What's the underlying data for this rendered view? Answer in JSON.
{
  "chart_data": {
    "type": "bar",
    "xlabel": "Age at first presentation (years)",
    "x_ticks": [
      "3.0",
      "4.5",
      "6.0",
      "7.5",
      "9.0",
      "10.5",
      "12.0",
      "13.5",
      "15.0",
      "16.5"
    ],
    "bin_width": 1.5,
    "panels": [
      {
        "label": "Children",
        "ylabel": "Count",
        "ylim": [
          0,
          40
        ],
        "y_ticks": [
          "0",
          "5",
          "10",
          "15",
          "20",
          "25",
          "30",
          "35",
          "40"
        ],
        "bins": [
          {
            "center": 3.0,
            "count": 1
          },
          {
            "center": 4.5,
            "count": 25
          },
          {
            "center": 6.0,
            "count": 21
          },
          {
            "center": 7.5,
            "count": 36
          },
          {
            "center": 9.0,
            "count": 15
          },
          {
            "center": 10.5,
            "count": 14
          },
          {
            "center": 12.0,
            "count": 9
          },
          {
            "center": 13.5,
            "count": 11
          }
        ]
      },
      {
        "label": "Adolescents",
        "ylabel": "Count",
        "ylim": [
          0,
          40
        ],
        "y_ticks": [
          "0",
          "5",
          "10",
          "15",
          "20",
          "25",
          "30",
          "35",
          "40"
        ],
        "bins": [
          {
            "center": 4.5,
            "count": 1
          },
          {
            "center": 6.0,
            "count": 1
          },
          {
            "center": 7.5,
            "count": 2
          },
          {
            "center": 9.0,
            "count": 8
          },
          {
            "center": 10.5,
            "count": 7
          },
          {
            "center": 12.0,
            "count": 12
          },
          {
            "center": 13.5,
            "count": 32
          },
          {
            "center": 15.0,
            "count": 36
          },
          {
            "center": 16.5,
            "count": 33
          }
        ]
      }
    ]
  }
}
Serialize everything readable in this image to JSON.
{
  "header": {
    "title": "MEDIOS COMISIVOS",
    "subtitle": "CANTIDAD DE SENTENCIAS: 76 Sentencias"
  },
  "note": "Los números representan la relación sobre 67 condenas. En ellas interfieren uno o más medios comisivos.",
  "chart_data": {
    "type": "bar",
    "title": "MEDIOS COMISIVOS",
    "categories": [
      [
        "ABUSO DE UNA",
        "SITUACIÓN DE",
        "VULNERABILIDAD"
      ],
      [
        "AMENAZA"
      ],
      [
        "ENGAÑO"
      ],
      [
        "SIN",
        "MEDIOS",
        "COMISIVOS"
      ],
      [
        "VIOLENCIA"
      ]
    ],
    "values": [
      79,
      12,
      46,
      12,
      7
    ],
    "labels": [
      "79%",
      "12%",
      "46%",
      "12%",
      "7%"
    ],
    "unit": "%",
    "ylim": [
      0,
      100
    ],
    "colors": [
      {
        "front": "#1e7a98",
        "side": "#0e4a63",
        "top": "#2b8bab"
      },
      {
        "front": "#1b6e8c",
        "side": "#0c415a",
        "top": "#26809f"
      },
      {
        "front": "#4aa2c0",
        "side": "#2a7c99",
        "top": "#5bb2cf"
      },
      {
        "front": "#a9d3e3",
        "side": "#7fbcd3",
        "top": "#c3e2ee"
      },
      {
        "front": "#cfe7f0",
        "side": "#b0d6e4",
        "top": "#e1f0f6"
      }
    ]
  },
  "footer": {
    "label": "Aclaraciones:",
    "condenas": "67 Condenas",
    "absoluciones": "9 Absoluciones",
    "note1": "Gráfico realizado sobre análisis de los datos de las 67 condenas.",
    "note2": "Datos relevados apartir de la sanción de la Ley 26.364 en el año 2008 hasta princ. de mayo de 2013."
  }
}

--------------------------------------------------

WHAT THE TASK ASKS: From the records given above, copy all lines containing "this".

IN RESPONSE:
What's the underlying data for this rendered view? Answer in JSON.
Serialize everything readable in this image to JSON.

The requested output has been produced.